- [EXERCISE PROMPT]:
Gather every line of the entries that includes the word "meta".

[BEGIN]

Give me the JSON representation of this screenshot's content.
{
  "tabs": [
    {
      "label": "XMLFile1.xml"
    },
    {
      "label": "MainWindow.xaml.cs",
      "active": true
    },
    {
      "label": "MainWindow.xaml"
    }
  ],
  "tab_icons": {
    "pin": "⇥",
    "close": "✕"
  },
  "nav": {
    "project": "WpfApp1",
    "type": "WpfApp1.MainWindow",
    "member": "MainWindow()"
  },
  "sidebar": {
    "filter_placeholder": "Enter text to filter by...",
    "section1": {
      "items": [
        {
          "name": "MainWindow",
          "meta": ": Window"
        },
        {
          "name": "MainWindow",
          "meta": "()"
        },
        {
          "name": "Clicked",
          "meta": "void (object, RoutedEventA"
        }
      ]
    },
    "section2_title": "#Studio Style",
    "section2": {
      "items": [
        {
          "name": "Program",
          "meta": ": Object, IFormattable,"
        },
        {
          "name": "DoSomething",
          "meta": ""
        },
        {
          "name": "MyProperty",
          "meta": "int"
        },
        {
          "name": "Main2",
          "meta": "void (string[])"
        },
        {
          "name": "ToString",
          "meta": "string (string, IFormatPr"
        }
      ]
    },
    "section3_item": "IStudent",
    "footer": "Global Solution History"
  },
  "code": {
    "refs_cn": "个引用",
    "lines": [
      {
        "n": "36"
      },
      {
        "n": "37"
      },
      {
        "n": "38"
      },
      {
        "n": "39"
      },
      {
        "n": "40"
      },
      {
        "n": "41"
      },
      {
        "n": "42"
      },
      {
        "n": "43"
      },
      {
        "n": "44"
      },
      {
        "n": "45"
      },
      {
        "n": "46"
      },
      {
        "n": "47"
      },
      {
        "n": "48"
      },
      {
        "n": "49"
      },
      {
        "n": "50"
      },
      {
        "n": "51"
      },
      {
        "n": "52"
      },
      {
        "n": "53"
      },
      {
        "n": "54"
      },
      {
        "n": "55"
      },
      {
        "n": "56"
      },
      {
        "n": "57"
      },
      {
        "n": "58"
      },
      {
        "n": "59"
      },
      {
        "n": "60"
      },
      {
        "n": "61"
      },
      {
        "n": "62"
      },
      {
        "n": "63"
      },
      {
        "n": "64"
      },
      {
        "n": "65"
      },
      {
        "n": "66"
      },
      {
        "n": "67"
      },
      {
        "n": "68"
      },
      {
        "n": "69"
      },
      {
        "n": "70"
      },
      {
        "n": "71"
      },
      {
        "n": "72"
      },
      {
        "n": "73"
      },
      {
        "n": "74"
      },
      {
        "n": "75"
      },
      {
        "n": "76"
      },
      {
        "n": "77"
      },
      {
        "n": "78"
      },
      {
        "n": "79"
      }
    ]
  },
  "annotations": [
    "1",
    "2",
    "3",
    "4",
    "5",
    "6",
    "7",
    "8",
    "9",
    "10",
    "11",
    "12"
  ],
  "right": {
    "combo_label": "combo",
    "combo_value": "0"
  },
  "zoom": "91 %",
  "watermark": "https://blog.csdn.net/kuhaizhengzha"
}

[END]

- [THE OUTPUT]:
          "meta": ": Window"
          "meta": "()"
          "meta": "void (object, RoutedEventA"
          "meta": ": Object, IFormattable,"
          "meta": ""
          "meta": "int"
          "meta": "void (string[])"
          "meta": "string (string, IFormatPr"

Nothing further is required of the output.